— begin —

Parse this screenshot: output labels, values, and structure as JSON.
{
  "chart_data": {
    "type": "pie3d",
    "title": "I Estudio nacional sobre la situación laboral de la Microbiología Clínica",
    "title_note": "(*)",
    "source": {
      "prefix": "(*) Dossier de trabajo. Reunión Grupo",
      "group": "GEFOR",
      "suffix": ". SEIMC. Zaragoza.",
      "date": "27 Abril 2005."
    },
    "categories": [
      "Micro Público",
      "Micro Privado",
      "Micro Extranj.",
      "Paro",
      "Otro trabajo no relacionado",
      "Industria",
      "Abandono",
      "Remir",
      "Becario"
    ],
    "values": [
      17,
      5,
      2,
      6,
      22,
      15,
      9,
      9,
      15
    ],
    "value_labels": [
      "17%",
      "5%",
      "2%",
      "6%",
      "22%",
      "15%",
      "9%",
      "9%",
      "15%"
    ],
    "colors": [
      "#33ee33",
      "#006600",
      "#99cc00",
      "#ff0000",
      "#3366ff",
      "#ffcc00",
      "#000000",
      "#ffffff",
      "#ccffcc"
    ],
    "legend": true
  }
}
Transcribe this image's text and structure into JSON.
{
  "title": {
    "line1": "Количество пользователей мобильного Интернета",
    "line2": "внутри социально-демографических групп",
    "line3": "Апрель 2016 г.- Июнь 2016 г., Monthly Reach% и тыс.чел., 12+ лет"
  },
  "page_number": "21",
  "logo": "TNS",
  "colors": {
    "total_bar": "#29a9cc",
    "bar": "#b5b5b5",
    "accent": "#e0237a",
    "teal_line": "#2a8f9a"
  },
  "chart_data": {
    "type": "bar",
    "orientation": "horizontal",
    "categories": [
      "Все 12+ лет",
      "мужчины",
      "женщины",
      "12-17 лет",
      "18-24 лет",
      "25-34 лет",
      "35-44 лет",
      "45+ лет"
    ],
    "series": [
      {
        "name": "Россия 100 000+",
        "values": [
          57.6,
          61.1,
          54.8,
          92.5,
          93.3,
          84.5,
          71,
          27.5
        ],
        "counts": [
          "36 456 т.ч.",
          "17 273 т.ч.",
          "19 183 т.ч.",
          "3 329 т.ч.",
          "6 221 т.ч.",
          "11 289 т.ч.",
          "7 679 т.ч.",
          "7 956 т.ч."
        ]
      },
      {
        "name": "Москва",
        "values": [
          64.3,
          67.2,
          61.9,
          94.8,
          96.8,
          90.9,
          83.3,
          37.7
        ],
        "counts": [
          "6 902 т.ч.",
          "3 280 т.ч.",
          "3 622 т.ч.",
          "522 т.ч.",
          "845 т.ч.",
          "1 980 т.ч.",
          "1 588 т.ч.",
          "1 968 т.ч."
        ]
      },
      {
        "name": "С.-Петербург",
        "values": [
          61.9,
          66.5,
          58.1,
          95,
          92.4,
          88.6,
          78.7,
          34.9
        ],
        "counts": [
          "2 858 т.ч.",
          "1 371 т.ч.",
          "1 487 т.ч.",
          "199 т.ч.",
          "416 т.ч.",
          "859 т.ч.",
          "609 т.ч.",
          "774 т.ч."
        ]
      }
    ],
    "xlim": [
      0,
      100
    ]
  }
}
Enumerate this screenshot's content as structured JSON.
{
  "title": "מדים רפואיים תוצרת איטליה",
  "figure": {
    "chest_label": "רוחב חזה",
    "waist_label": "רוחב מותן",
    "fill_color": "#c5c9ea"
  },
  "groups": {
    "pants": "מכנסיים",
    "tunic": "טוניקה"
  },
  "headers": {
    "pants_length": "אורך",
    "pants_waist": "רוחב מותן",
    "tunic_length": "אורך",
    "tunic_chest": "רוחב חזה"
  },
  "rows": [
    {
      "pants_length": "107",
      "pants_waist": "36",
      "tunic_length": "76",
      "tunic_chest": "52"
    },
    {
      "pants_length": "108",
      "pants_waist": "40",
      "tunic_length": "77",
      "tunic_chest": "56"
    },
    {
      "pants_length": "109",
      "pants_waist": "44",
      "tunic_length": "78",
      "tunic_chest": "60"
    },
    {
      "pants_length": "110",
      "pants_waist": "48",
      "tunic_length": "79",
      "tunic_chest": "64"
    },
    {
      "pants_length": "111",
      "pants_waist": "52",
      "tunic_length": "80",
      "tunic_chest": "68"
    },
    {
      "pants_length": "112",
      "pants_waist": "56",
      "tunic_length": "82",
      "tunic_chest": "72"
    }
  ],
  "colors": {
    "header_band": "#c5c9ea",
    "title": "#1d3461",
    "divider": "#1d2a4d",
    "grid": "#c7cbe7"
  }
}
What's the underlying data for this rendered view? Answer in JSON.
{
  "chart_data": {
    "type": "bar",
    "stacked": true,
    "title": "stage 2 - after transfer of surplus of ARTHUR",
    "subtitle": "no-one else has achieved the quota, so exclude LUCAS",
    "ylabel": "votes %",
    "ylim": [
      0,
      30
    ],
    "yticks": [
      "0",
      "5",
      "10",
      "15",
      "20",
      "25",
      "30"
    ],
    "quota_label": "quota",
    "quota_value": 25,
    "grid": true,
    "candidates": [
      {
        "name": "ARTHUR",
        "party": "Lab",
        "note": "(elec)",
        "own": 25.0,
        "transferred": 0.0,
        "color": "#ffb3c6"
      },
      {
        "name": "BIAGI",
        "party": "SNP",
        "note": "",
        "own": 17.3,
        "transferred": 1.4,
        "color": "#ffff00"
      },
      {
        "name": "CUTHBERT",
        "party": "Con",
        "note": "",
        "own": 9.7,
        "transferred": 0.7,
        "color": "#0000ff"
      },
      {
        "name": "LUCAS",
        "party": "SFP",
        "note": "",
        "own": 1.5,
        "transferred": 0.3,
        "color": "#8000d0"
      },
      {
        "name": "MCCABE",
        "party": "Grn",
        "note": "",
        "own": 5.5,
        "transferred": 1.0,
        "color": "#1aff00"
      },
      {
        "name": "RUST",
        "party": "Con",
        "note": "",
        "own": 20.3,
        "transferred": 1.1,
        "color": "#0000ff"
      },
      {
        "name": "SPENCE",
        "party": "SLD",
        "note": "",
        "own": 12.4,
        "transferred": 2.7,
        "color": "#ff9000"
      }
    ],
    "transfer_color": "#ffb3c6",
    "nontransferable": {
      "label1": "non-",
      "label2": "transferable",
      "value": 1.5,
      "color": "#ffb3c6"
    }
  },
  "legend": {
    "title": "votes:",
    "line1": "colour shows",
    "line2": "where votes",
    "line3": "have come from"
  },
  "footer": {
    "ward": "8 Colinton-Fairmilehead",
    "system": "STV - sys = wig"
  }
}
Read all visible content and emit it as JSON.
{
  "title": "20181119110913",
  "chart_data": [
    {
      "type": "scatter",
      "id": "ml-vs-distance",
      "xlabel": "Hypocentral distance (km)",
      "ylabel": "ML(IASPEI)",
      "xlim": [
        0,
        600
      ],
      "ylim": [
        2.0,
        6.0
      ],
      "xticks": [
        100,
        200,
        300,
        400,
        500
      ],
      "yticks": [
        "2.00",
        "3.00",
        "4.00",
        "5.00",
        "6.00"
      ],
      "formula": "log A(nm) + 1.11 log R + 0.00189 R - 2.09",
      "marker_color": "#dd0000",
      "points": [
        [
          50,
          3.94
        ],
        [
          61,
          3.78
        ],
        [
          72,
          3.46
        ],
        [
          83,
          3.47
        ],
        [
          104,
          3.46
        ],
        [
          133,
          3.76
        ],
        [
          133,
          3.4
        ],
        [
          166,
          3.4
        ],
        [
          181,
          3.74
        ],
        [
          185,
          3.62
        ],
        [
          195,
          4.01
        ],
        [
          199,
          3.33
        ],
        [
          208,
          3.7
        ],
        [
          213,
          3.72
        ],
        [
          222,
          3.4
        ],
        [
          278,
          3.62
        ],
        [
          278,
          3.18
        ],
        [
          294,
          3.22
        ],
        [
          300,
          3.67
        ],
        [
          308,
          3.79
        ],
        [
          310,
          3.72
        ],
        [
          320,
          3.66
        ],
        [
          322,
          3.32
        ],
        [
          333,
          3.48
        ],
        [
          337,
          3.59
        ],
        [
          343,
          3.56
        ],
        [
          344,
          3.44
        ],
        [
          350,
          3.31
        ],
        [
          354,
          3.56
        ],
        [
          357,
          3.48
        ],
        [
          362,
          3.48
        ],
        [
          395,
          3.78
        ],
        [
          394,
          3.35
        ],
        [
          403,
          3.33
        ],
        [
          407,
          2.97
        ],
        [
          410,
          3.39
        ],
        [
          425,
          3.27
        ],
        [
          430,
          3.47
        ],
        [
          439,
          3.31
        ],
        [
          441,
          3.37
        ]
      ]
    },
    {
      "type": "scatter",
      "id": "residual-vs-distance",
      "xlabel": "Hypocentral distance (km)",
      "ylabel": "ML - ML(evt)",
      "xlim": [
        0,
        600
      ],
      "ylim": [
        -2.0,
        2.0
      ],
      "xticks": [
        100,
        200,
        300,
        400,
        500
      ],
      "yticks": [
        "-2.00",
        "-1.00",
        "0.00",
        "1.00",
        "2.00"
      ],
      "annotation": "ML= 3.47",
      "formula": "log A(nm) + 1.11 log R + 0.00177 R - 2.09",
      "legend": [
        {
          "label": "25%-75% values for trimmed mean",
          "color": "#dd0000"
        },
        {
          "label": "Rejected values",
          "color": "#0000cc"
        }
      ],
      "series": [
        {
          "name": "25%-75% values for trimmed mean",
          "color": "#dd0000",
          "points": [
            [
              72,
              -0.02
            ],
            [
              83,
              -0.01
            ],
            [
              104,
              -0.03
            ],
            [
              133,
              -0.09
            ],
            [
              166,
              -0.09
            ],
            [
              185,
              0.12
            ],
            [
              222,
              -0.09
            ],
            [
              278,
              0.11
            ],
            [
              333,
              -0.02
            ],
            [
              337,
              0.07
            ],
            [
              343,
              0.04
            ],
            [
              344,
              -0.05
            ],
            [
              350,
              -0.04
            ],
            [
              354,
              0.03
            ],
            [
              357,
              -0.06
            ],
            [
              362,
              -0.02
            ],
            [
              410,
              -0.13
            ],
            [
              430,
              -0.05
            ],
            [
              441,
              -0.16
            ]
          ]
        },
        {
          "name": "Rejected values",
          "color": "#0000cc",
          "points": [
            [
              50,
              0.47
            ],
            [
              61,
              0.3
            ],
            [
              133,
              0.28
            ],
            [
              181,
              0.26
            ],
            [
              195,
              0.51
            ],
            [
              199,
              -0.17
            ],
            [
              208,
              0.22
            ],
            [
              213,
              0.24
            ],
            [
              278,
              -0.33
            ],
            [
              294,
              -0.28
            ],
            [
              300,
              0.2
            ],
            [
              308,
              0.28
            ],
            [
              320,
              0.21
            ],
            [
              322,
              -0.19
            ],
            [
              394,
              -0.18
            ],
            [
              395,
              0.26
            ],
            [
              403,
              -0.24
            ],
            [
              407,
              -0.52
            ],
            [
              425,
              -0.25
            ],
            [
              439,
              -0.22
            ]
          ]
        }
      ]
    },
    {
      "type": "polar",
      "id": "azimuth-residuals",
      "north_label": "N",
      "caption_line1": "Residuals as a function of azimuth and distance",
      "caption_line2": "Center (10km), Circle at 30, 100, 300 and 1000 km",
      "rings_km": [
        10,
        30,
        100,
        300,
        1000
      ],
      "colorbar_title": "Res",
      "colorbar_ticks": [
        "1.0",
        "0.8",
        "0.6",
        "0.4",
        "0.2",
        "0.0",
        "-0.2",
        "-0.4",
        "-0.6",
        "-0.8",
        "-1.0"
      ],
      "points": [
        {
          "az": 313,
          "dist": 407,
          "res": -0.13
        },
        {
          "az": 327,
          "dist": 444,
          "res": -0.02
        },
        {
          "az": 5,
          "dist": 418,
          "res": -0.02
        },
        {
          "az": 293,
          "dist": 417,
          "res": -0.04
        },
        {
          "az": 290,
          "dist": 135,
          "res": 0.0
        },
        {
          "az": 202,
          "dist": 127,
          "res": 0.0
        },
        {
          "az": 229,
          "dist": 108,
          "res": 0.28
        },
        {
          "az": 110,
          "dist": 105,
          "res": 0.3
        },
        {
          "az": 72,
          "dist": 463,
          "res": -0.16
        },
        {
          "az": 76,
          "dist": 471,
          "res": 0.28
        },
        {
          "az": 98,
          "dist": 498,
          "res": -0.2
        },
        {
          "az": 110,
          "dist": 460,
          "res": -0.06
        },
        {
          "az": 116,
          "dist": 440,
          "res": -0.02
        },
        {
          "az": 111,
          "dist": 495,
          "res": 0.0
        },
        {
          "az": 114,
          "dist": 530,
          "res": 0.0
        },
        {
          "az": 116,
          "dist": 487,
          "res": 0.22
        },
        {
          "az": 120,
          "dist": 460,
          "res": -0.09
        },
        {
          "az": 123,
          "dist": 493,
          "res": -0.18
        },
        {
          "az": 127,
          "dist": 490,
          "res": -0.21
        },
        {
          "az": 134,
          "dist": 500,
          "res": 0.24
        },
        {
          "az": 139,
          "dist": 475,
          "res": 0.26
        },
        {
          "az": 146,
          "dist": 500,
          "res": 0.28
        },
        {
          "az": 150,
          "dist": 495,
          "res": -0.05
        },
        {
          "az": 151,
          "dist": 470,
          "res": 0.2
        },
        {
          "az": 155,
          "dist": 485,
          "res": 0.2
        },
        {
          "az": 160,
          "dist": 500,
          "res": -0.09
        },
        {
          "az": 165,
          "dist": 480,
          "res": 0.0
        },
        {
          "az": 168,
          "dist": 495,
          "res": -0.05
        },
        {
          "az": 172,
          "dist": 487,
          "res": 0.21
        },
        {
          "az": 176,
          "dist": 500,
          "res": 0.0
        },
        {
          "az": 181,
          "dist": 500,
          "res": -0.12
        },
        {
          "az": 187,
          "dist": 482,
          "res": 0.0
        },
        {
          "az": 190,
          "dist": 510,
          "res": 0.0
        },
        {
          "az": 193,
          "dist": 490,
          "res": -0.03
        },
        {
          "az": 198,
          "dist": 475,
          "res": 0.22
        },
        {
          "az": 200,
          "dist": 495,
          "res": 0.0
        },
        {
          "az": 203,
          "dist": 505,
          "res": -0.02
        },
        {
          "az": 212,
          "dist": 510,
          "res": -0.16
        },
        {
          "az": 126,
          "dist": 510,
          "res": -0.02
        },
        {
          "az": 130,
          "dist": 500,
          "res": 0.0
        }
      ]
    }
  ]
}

— end —

Your objective => From the records above, pull out every line containing the word "distance".

The completed task =>
      "id": "ml-vs-distance",
      "xlabel": "Hypocentral distance (km)",
      "id": "residual-vs-distance",
      "xlabel": "Hypocentral distance (km)",
      "caption_line1": "Residuals as a function of azimuth and distance",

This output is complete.